[START Extracted data]

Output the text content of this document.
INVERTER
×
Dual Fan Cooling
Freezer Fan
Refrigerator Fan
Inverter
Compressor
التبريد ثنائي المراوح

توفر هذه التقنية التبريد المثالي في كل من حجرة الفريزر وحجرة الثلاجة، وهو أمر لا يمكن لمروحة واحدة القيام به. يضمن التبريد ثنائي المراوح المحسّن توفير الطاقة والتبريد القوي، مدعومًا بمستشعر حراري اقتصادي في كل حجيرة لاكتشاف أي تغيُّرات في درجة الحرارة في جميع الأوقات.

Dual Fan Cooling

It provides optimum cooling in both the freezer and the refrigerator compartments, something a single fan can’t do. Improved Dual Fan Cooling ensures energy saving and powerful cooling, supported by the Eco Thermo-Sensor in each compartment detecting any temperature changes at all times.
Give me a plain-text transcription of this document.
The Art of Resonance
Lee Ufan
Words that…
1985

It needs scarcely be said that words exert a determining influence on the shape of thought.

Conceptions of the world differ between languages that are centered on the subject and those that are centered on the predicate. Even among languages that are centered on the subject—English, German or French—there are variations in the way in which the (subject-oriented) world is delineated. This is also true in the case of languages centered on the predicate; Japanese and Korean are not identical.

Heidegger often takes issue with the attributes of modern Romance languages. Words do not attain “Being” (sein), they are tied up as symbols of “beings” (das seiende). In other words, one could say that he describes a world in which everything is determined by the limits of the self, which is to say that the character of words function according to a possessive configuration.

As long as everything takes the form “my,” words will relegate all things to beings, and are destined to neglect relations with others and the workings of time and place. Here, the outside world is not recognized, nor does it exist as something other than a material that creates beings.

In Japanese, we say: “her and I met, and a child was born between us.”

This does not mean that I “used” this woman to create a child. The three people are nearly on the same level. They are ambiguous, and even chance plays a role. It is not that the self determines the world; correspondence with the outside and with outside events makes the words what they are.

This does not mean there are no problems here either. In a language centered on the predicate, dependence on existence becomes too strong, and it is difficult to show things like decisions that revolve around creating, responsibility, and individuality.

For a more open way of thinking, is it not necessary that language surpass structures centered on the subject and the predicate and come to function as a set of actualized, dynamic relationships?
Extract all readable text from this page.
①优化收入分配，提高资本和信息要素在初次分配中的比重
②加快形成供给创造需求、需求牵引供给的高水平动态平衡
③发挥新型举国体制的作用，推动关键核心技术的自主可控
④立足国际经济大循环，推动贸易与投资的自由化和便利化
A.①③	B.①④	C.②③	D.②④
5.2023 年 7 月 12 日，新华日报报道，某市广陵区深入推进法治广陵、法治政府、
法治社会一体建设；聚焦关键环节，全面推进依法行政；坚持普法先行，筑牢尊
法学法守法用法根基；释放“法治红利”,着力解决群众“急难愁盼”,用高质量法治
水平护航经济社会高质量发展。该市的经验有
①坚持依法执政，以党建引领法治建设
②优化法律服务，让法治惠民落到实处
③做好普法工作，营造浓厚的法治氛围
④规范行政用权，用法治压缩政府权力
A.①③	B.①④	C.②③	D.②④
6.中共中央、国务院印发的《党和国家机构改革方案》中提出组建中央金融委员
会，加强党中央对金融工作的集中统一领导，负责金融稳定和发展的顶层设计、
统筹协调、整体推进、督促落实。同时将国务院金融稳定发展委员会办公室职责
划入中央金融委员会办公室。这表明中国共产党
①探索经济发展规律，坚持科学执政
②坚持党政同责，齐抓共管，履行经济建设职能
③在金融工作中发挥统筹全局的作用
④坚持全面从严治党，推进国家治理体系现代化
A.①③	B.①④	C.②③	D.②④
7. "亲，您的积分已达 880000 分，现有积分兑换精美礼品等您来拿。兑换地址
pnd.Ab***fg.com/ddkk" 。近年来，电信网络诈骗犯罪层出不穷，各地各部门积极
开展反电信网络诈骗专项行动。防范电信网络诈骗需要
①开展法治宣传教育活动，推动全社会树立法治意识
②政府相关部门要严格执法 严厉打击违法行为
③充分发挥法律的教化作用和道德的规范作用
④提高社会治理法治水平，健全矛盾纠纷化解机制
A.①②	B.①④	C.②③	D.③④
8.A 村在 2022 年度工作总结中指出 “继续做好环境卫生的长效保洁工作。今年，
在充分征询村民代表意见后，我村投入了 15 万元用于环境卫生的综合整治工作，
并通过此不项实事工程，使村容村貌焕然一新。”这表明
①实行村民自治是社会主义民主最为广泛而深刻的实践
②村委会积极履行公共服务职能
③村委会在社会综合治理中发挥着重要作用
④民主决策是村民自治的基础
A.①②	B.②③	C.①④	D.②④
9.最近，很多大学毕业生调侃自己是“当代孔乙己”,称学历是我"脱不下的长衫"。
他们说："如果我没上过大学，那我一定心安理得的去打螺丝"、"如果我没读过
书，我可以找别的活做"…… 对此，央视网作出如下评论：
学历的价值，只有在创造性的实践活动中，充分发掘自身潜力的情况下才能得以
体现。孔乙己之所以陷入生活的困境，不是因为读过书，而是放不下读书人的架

[END Extracted data]

— Work to do —
Extract all the entries word for word.

— Solution to the exercise —
Output the text content of this document.
INVERTER
×
Dual Fan Cooling
Freezer Fan
Refrigerator Fan
Inverter
Compressor
التبريد ثنائي المراوح

توفر هذه التقنية التبريد المثالي في كل من حجرة الفريزر وحجرة الثلاجة، وهو أمر لا يمكن لمروحة واحدة القيام به. يضمن التبريد ثنائي المراوح المحسّن توفير الطاقة والتبريد القوي، مدعومًا بمستشعر حراري اقتصادي في كل حجيرة لاكتشاف أي تغيُّرات في درجة الحرارة في جميع الأوقات.

Dual Fan Cooling

It provides optimum cooling in both the freezer and the refrigerator compartments, something a single fan can’t do. Improved Dual Fan Cooling ensures energy saving and powerful cooling, supported by the Eco Thermo-Sensor in each compartment detecting any temperature changes at all times.
Give me a plain-text transcription of this document.
The Art of Resonance
Lee Ufan
Words that…
1985

It needs scarcely be said that words exert a determining influence on the shape of thought.

Conceptions of the world differ between languages that are centered on the subject and those that are centered on the predicate. Even among languages that are centered on the subject—English, German or French—there are variations in the way in which the (subject-oriented) world is delineated. This is also true in the case of languages centered on the predicate; Japanese and Korean are not identical.

Heidegger often takes issue with the attributes of modern Romance languages. Words do not attain “Being” (sein), they are tied up as symbols of “beings” (das seiende). In other words, one could say that he describes a world in which everything is determined by the limits of the self, which is to say that the character of words function according to a possessive configuration.

As long as everything takes the form “my,” words will relegate all things to beings, and are destined to neglect relations with others and the workings of time and place. Here, the outside world is not recognized, nor does it exist as something other than a material that creates beings.

In Japanese, we say: “her and I met, and a child was born between us.”

This does not mean that I “used” this woman to create a child. The three people are nearly on the same level. They are ambiguous, and even chance plays a role. It is not that the self determines the world; correspondence with the outside and with outside events makes the words what they are.

This does not mean there are no problems here either. In a language centered on the predicate, dependence on existence becomes too strong, and it is difficult to show things like decisions that revolve around creating, responsibility, and individuality.

For a more open way of thinking, is it not necessary that language surpass structures centered on the subject and the predicate and come to function as a set of actualized, dynamic relationships?
Extract all readable text from this page.
①优化收入分配，提高资本和信息要素在初次分配中的比重
②加快形成供给创造需求、需求牵引供给的高水平动态平衡
③发挥新型举国体制的作用，推动关键核心技术的自主可控
④立足国际经济大循环，推动贸易与投资的自由化和便利化
A.①③	B.①④	C.②③	D.②④
5.2023 年 7 月 12 日，新华日报报道，某市广陵区深入推进法治广陵、法治政府、
法治社会一体建设；聚焦关键环节，全面推进依法行政；坚持普法先行，筑牢尊
法学法守法用法根基；释放“法治红利”,着力解决群众“急难愁盼”,用高质量法治
水平护航经济社会高质量发展。该市的经验有
①坚持依法执政，以党建引领法治建设
②优化法律服务，让法治惠民落到实处
③做好普法工作，营造浓厚的法治氛围
④规范行政用权，用法治压缩政府权力
A.①③	B.①④	C.②③	D.②④
6.中共中央、国务院印发的《党和国家机构改革方案》中提出组建中央金融委员
会，加强党中央对金融工作的集中统一领导，负责金融稳定和发展的顶层设计、
统筹协调、整体推进、督促落实。同时将国务院金融稳定发展委员会办公室职责
划入中央金融委员会办公室。这表明中国共产党
①探索经济发展规律，坚持科学执政
②坚持党政同责，齐抓共管，履行经济建设职能
③在金融工作中发挥统筹全局的作用
④坚持全面从严治党，推进国家治理体系现代化
A.①③	B.①④	C.②③	D.②④
7. "亲，您的积分已达 880000 分，现有积分兑换精美礼品等您来拿。兑换地址
pnd.Ab***fg.com/ddkk" 。近年来，电信网络诈骗犯罪层出不穷，各地各部门积极
开展反电信网络诈骗专项行动。防范电信网络诈骗需要
①开展法治宣传教育活动，推动全社会树立法治意识
②政府相关部门要严格执法 严厉打击违法行为
③充分发挥法律的教化作用和道德的规范作用
④提高社会治理法治水平，健全矛盾纠纷化解机制
A.①②	B.①④	C.②③	D.③④
8.A 村在 2022 年度工作总结中指出 “继续做好环境卫生的长效保洁工作。今年，
在充分征询村民代表意见后，我村投入了 15 万元用于环境卫生的综合整治工作，
并通过此不项实事工程，使村容村貌焕然一新。”这表明
①实行村民自治是社会主义民主最为广泛而深刻的实践
②村委会积极履行公共服务职能
③村委会在社会综合治理中发挥着重要作用
④民主决策是村民自治的基础
A.①②	B.②③	C.①④	D.②④
9.最近，很多大学毕业生调侃自己是“当代孔乙己”,称学历是我"脱不下的长衫"。
他们说："如果我没上过大学，那我一定心安理得的去打螺丝"、"如果我没读过
书，我可以找别的活做"…… 对此，央视网作出如下评论：
学历的价值，只有在创造性的实践活动中，充分发掘自身潜力的情况下才能得以
体现。孔乙己之所以陷入生活的困境，不是因为读过书，而是放不下读书人的架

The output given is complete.